The exercise:
Repeat every line of the listing below exactly, minus the pictures.

##### Exercise input #####

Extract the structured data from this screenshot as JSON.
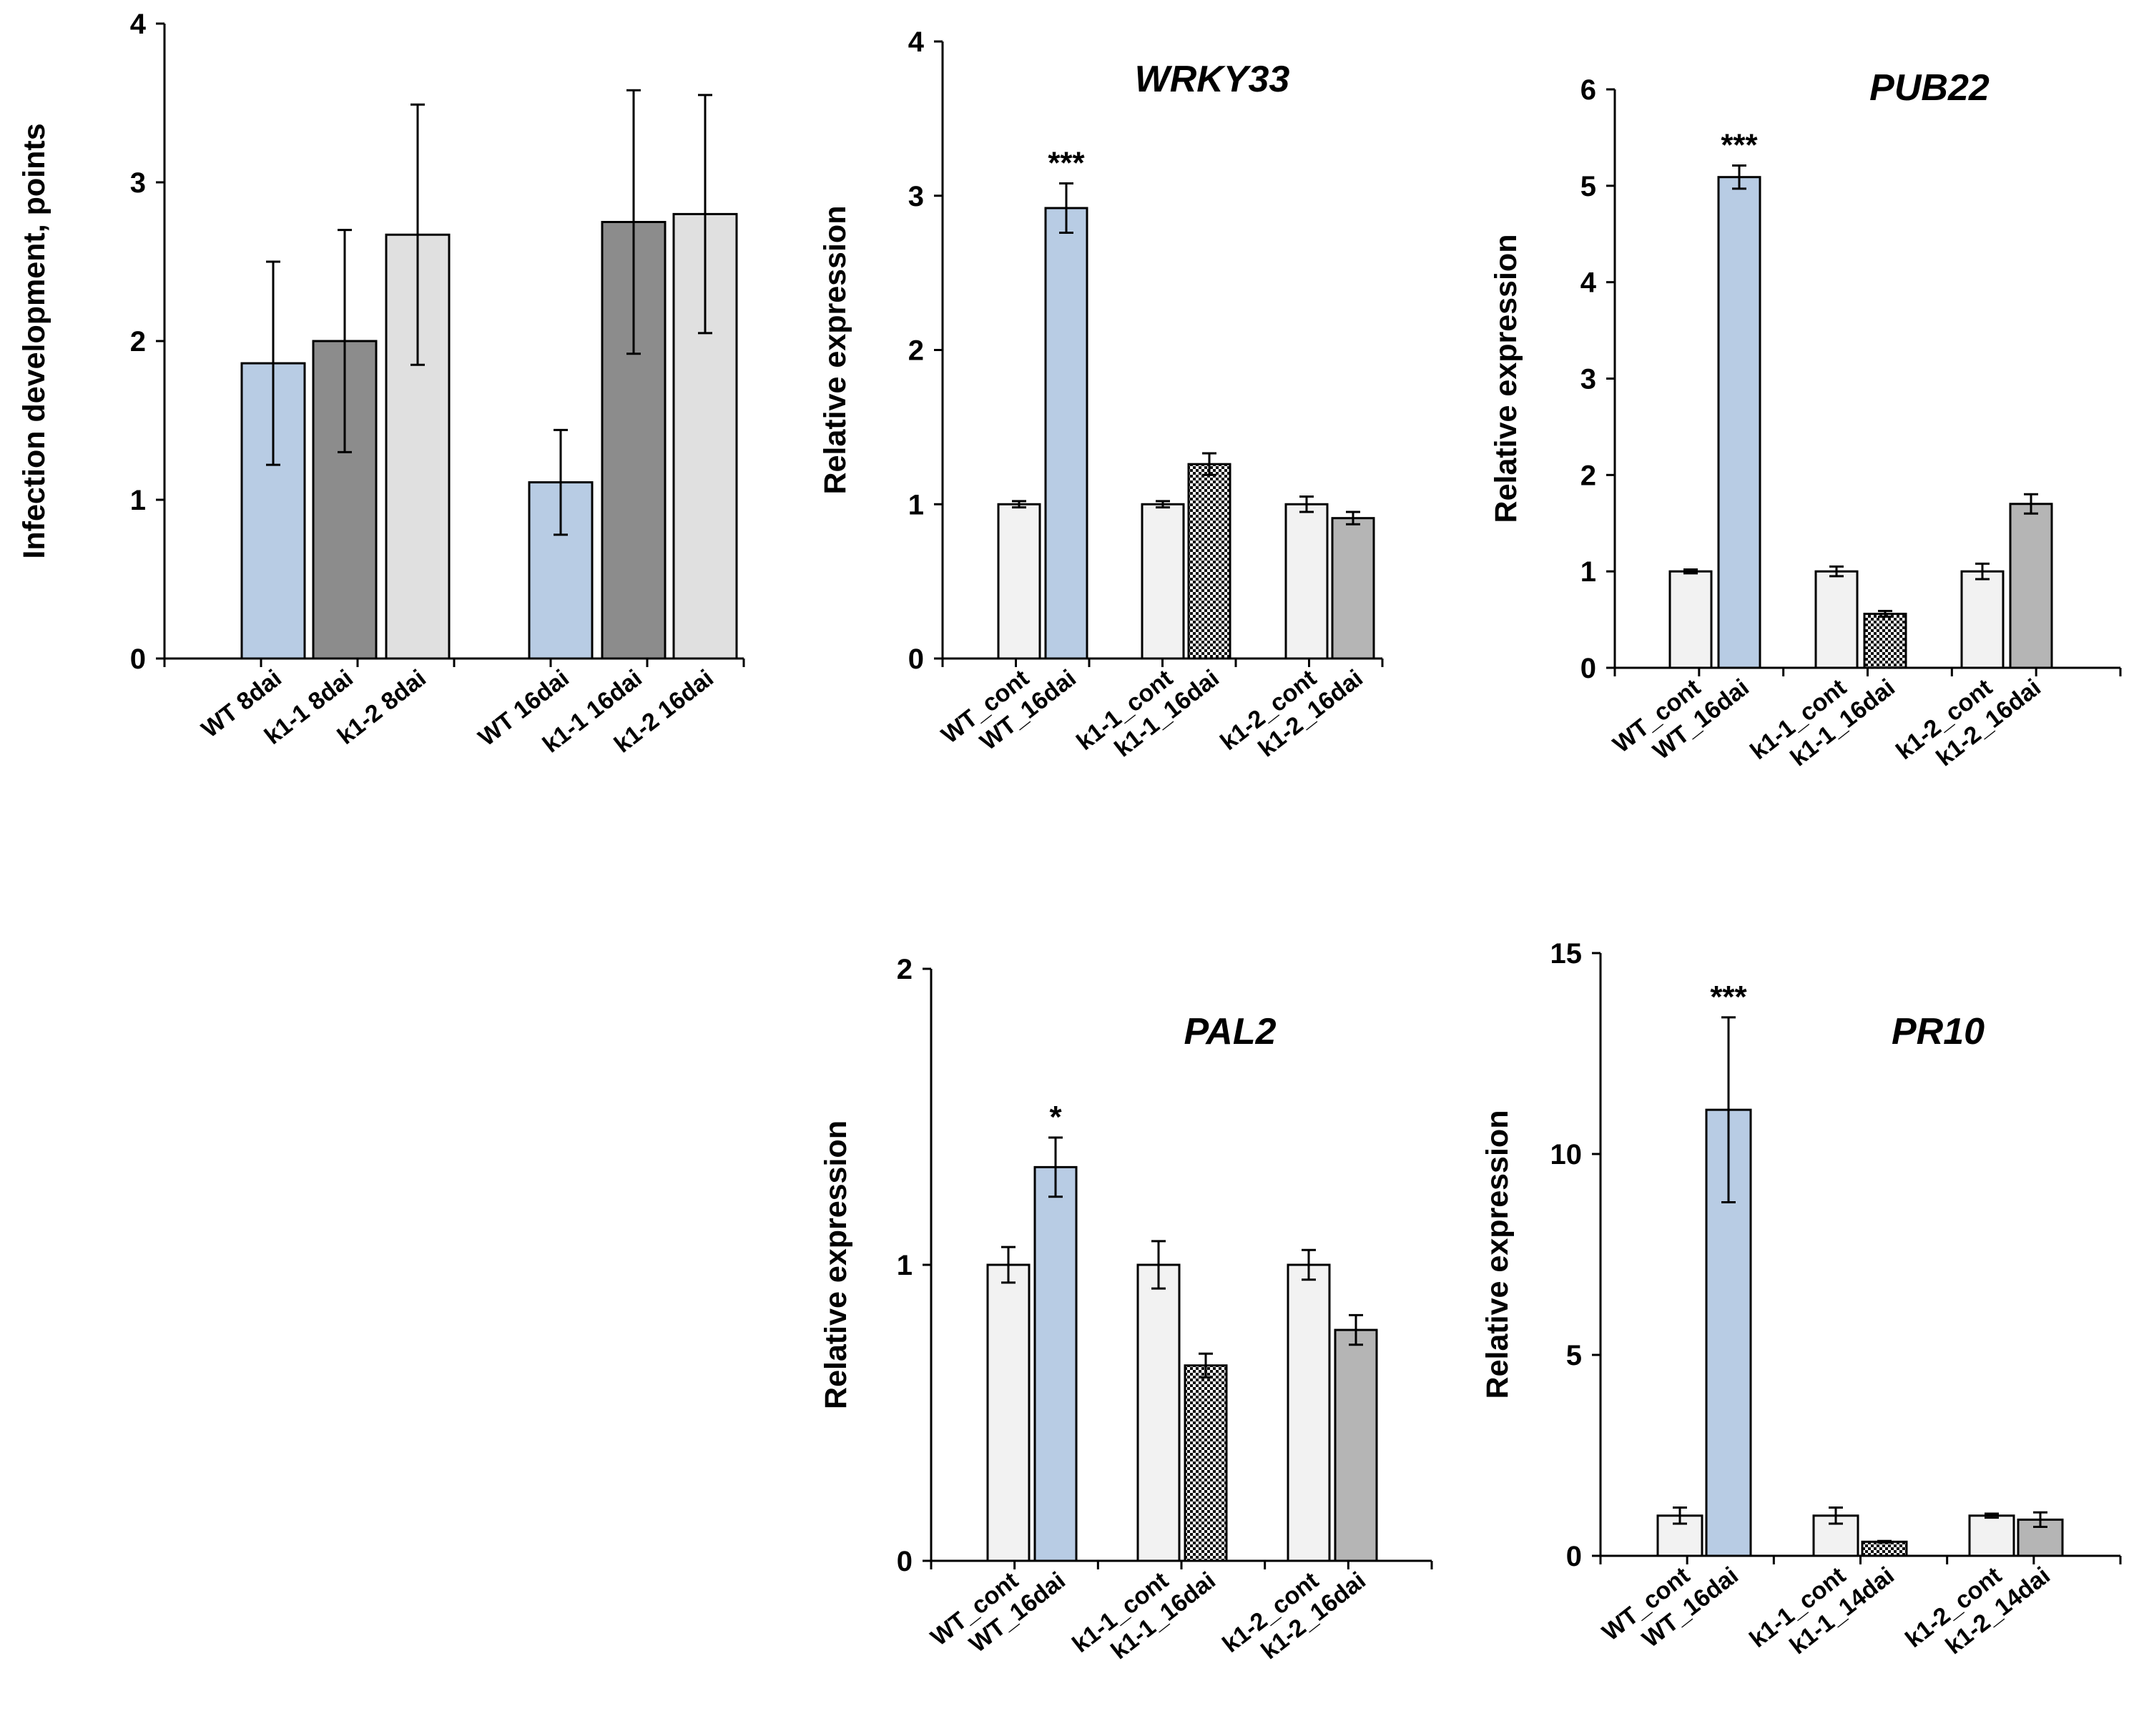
{
  "colors": {
    "white_bar": "#f2f2f2",
    "blue_bar": "#b8cce4",
    "dark_grey_bar": "#8c8c8c",
    "light_grey_bar": "#e0e0e0",
    "mid_grey_bar": "#b5b5b5",
    "checker_dark": "#111111",
    "checker_light": "#ffffff"
  },
  "chart_data": [
    {
      "id": "infection",
      "type": "bar",
      "title": "",
      "xlabel": "",
      "ylabel": "Infection development, points",
      "ylim": [
        0,
        4
      ],
      "yticks": [
        "0",
        "1",
        "2",
        "3",
        "4"
      ],
      "categories": [
        "WT 8dai",
        "k1-1 8dai",
        "k1-2 8dai",
        "WT 16dai",
        "k1-1 16dai",
        "k1-2 16dai"
      ],
      "values": [
        1.86,
        2.0,
        2.67,
        1.11,
        2.75,
        2.8
      ],
      "errors": [
        0.64,
        0.7,
        0.82,
        0.33,
        0.83,
        0.75
      ],
      "styles": [
        "blue",
        "darkgrey",
        "lightgrey",
        "blue",
        "darkgrey",
        "lightgrey"
      ],
      "significance": [
        "",
        "",
        "",
        "",
        "",
        ""
      ]
    },
    {
      "id": "wrky33",
      "type": "bar",
      "title": "WRKY33",
      "xlabel": "",
      "ylabel": "Relative expression",
      "ylim": [
        0,
        4
      ],
      "yticks": [
        "0",
        "1",
        "2",
        "3",
        "4"
      ],
      "categories": [
        "WT_cont",
        "WT_16dai",
        "k1-1_cont",
        "k1-1_16dai",
        "k1-2_cont",
        "k1-2_16dai"
      ],
      "values": [
        1.0,
        2.92,
        1.0,
        1.26,
        1.0,
        0.91
      ],
      "errors": [
        0.02,
        0.16,
        0.02,
        0.07,
        0.05,
        0.04
      ],
      "styles": [
        "white",
        "blue",
        "white",
        "checker",
        "white",
        "midgrey"
      ],
      "significance": [
        "",
        "***",
        "",
        "",
        "",
        ""
      ]
    },
    {
      "id": "pub22",
      "type": "bar",
      "title": "PUB22",
      "xlabel": "",
      "ylabel": "Relative expression",
      "ylim": [
        0,
        6
      ],
      "yticks": [
        "0",
        "1",
        "2",
        "3",
        "4",
        "5",
        "6"
      ],
      "categories": [
        "WT_cont",
        "WT_16dai",
        "k1-1_cont",
        "k1-1_16dai",
        "k1-2_cont",
        "k1-2_16dai"
      ],
      "values": [
        1.0,
        5.09,
        1.0,
        0.56,
        1.0,
        1.7
      ],
      "errors": [
        0.02,
        0.12,
        0.05,
        0.03,
        0.08,
        0.1
      ],
      "styles": [
        "white",
        "blue",
        "white",
        "checker",
        "white",
        "midgrey"
      ],
      "significance": [
        "",
        "***",
        "",
        "",
        "",
        ""
      ]
    },
    {
      "id": "pal2",
      "type": "bar",
      "title": "PAL2",
      "xlabel": "",
      "ylabel": "Relative expression",
      "ylim": [
        0,
        2
      ],
      "yticks": [
        "0",
        "1",
        "2"
      ],
      "categories": [
        "WT_cont",
        "WT_16dai",
        "k1-1_cont",
        "k1-1_16dai",
        "k1-2_cont",
        "k1-2_16dai"
      ],
      "values": [
        1.0,
        1.33,
        1.0,
        0.66,
        1.0,
        0.78
      ],
      "errors": [
        0.06,
        0.1,
        0.08,
        0.04,
        0.05,
        0.05
      ],
      "styles": [
        "white",
        "blue",
        "white",
        "checker",
        "white",
        "midgrey"
      ],
      "significance": [
        "",
        "*",
        "",
        "",
        "",
        ""
      ]
    },
    {
      "id": "pr10",
      "type": "bar",
      "title": "PR10",
      "xlabel": "",
      "ylabel": "Relative expression",
      "ylim": [
        0,
        15
      ],
      "yticks": [
        "0",
        "5",
        "10",
        "15"
      ],
      "categories": [
        "WT_cont",
        "WT_16dai",
        "k1-1_cont",
        "k1-1_14dai",
        "k1-2_cont",
        "k1-2_14dai"
      ],
      "values": [
        1.0,
        11.1,
        1.0,
        0.35,
        1.0,
        0.9
      ],
      "errors": [
        0.2,
        2.3,
        0.2,
        0.02,
        0.05,
        0.18
      ],
      "styles": [
        "white",
        "blue",
        "white",
        "checker",
        "white",
        "midgrey"
      ],
      "significance": [
        "",
        "***",
        "",
        "",
        "",
        ""
      ]
    }
  ]
}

#####

Full response:
Extract the structured data from this screenshot as JSON.
{
  "colors": {
    "white_bar": "#f2f2f2",
    "blue_bar": "#b8cce4",
    "dark_grey_bar": "#8c8c8c",
    "light_grey_bar": "#e0e0e0",
    "mid_grey_bar": "#b5b5b5",
    "checker_dark": "#111111",
    "checker_light": "#ffffff"
  },
  "chart_data": [
    {
      "id": "infection",
      "type": "bar",
      "title": "",
      "xlabel": "",
      "ylabel": "Infection development, points",
      "ylim": [
        0,
        4
      ],
      "yticks": [
        "0",
        "1",
        "2",
        "3",
        "4"
      ],
      "categories": [
        "WT 8dai",
        "k1-1 8dai",
        "k1-2 8dai",
        "WT 16dai",
        "k1-1 16dai",
        "k1-2 16dai"
      ],
      "values": [
        1.86,
        2.0,
        2.67,
        1.11,
        2.75,
        2.8
      ],
      "errors": [
        0.64,
        0.7,
        0.82,
        0.33,
        0.83,
        0.75
      ],
      "styles": [
        "blue",
        "darkgrey",
        "lightgrey",
        "blue",
        "darkgrey",
        "lightgrey"
      ],
      "significance": [
        "",
        "",
        "",
        "",
        "",
        ""
      ]
    },
    {
      "id": "wrky33",
      "type": "bar",
      "title": "WRKY33",
      "xlabel": "",
      "ylabel": "Relative expression",
      "ylim": [
        0,
        4
      ],
      "yticks": [
        "0",
        "1",
        "2",
        "3",
        "4"
      ],
      "categories": [
        "WT_cont",
        "WT_16dai",
        "k1-1_cont",
        "k1-1_16dai",
        "k1-2_cont",
        "k1-2_16dai"
      ],
      "values": [
        1.0,
        2.92,
        1.0,
        1.26,
        1.0,
        0.91
      ],
      "errors": [
        0.02,
        0.16,
        0.02,
        0.07,
        0.05,
        0.04
      ],
      "styles": [
        "white",
        "blue",
        "white",
        "checker",
        "white",
        "midgrey"
      ],
      "significance": [
        "",
        "***",
        "",
        "",
        "",
        ""
      ]
    },
    {
      "id": "pub22",
      "type": "bar",
      "title": "PUB22",
      "xlabel": "",
      "ylabel": "Relative expression",
      "ylim": [
        0,
        6
      ],
      "yticks": [
        "0",
        "1",
        "2",
        "3",
        "4",
        "5",
        "6"
      ],
      "categories": [
        "WT_cont",
        "WT_16dai",
        "k1-1_cont",
        "k1-1_16dai",
        "k1-2_cont",
        "k1-2_16dai"
      ],
      "values": [
        1.0,
        5.09,
        1.0,
        0.56,
        1.0,
        1.7
      ],
      "errors": [
        0.02,
        0.12,
        0.05,
        0.03,
        0.08,
        0.1
      ],
      "styles": [
        "white",
        "blue",
        "white",
        "checker",
        "white",
        "midgrey"
      ],
      "significance": [
        "",
        "***",
        "",
        "",
        "",
        ""
      ]
    },
    {
      "id": "pal2",
      "type": "bar",
      "title": "PAL2",
      "xlabel": "",
      "ylabel": "Relative expression",
      "ylim": [
        0,
        2
      ],
      "yticks": [
        "0",
        "1",
        "2"
      ],
      "categories": [
        "WT_cont",
        "WT_16dai",
        "k1-1_cont",
        "k1-1_16dai",
        "k1-2_cont",
        "k1-2_16dai"
      ],
      "values": [
        1.0,
        1.33,
        1.0,
        0.66,
        1.0,
        0.78
      ],
      "errors": [
        0.06,
        0.1,
        0.08,
        0.04,
        0.05,
        0.05
      ],
      "styles": [
        "white",
        "blue",
        "white",
        "checker",
        "white",
        "midgrey"
      ],
      "significance": [
        "",
        "*",
        "",
        "",
        "",
        ""
      ]
    },
    {
      "id": "pr10",
      "type": "bar",
      "title": "PR10",
      "xlabel": "",
      "ylabel": "Relative expression",
      "ylim": [
        0,
        15
      ],
      "yticks": [
        "0",
        "5",
        "10",
        "15"
      ],
      "categories": [
        "WT_cont",
        "WT_16dai",
        "k1-1_cont",
        "k1-1_14dai",
        "k1-2_cont",
        "k1-2_14dai"
      ],
      "values": [
        1.0,
        11.1,
        1.0,
        0.35,
        1.0,
        0.9
      ],
      "errors": [
        0.2,
        2.3,
        0.2,
        0.02,
        0.05,
        0.18
      ],
      "styles": [
        "white",
        "blue",
        "white",
        "checker",
        "white",
        "midgrey"
      ],
      "significance": [
        "",
        "***",
        "",
        "",
        "",
        ""
      ]
    }
  ]
}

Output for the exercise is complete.